** START OF Data for the task **

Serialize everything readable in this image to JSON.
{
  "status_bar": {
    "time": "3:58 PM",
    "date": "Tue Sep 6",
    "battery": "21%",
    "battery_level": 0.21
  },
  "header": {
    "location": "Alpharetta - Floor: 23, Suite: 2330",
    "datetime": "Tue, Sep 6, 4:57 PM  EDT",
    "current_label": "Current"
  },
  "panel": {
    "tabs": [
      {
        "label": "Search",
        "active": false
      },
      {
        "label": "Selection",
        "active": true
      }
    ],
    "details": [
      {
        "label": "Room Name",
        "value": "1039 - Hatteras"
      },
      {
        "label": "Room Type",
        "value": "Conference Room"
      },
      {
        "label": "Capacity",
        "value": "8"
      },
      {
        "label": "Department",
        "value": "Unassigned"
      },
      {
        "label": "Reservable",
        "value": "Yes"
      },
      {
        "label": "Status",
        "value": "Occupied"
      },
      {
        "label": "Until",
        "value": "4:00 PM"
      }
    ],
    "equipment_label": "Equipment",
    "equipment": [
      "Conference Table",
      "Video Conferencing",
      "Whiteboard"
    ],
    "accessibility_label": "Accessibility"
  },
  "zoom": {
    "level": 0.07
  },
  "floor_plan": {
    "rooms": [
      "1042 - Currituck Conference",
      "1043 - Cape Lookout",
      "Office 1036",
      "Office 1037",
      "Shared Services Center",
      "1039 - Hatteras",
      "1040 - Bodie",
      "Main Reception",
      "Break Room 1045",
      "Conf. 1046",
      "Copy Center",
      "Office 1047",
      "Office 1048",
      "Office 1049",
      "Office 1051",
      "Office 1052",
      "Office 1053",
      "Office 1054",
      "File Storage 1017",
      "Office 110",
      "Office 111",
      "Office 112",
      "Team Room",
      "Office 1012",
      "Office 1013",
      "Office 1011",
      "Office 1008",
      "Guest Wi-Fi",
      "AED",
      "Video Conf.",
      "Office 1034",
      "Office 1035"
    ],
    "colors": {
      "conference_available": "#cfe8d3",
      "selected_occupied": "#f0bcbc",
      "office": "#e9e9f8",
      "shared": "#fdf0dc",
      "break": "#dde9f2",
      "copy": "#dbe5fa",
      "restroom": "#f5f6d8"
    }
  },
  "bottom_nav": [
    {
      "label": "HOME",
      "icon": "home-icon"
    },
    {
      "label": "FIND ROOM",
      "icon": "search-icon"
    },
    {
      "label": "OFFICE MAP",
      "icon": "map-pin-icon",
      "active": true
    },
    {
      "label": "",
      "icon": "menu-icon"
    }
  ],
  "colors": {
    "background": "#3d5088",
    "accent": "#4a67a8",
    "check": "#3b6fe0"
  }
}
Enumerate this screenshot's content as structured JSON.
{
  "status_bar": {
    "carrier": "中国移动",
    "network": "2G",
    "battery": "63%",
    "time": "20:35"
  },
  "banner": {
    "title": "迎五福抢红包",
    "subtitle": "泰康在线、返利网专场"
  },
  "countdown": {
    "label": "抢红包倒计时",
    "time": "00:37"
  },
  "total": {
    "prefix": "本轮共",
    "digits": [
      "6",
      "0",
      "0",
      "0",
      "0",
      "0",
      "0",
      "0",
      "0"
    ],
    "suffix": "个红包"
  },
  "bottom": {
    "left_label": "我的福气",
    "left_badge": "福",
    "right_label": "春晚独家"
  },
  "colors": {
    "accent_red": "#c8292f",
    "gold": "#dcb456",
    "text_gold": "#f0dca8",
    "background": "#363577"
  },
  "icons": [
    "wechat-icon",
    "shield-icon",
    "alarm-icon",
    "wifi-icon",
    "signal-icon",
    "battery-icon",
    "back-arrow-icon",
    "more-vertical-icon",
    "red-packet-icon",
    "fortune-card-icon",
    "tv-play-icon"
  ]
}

** END OF Data for the task **

Reproduce all of the material above word for word.

Serialize everything readable in this image to JSON.
{
  "status_bar": {
    "time": "3:58 PM",
    "date": "Tue Sep 6",
    "battery": "21%",
    "battery_level": 0.21
  },
  "header": {
    "location": "Alpharetta - Floor: 23, Suite: 2330",
    "datetime": "Tue, Sep 6, 4:57 PM  EDT",
    "current_label": "Current"
  },
  "panel": {
    "tabs": [
      {
        "label": "Search",
        "active": false
      },
      {
        "label": "Selection",
        "active": true
      }
    ],
    "details": [
      {
        "label": "Room Name",
        "value": "1039 - Hatteras"
      },
      {
        "label": "Room Type",
        "value": "Conference Room"
      },
      {
        "label": "Capacity",
        "value": "8"
      },
      {
        "label": "Department",
        "value": "Unassigned"
      },
      {
        "label": "Reservable",
        "value": "Yes"
      },
      {
        "label": "Status",
        "value": "Occupied"
      },
      {
        "label": "Until",
        "value": "4:00 PM"
      }
    ],
    "equipment_label": "Equipment",
    "equipment": [
      "Conference Table",
      "Video Conferencing",
      "Whiteboard"
    ],
    "accessibility_label": "Accessibility"
  },
  "zoom": {
    "level": 0.07
  },
  "floor_plan": {
    "rooms": [
      "1042 - Currituck Conference",
      "1043 - Cape Lookout",
      "Office 1036",
      "Office 1037",
      "Shared Services Center",
      "1039 - Hatteras",
      "1040 - Bodie",
      "Main Reception",
      "Break Room 1045",
      "Conf. 1046",
      "Copy Center",
      "Office 1047",
      "Office 1048",
      "Office 1049",
      "Office 1051",
      "Office 1052",
      "Office 1053",
      "Office 1054",
      "File Storage 1017",
      "Office 110",
      "Office 111",
      "Office 112",
      "Team Room",
      "Office 1012",
      "Office 1013",
      "Office 1011",
      "Office 1008",
      "Guest Wi-Fi",
      "AED",
      "Video Conf.",
      "Office 1034",
      "Office 1035"
    ],
    "colors": {
      "conference_available": "#cfe8d3",
      "selected_occupied": "#f0bcbc",
      "office": "#e9e9f8",
      "shared": "#fdf0dc",
      "break": "#dde9f2",
      "copy": "#dbe5fa",
      "restroom": "#f5f6d8"
    }
  },
  "bottom_nav": [
    {
      "label": "HOME",
      "icon": "home-icon"
    },
    {
      "label": "FIND ROOM",
      "icon": "search-icon"
    },
    {
      "label": "OFFICE MAP",
      "icon": "map-pin-icon",
      "active": true
    },
    {
      "label": "",
      "icon": "menu-icon"
    }
  ],
  "colors": {
    "background": "#3d5088",
    "accent": "#4a67a8",
    "check": "#3b6fe0"
  }
}
Enumerate this screenshot's content as structured JSON.
{
  "status_bar": {
    "carrier": "中国移动",
    "network": "2G",
    "battery": "63%",
    "time": "20:35"
  },
  "banner": {
    "title": "迎五福抢红包",
    "subtitle": "泰康在线、返利网专场"
  },
  "countdown": {
    "label": "抢红包倒计时",
    "time": "00:37"
  },
  "total": {
    "prefix": "本轮共",
    "digits": [
      "6",
      "0",
      "0",
      "0",
      "0",
      "0",
      "0",
      "0",
      "0"
    ],
    "suffix": "个红包"
  },
  "bottom": {
    "left_label": "我的福气",
    "left_badge": "福",
    "right_label": "春晚独家"
  },
  "colors": {
    "accent_red": "#c8292f",
    "gold": "#dcb456",
    "text_gold": "#f0dca8",
    "background": "#363577"
  },
  "icons": [
    "wechat-icon",
    "shield-icon",
    "alarm-icon",
    "wifi-icon",
    "signal-icon",
    "battery-icon",
    "back-arrow-icon",
    "more-vertical-icon",
    "red-packet-icon",
    "fortune-card-icon",
    "tv-play-icon"
  ]
}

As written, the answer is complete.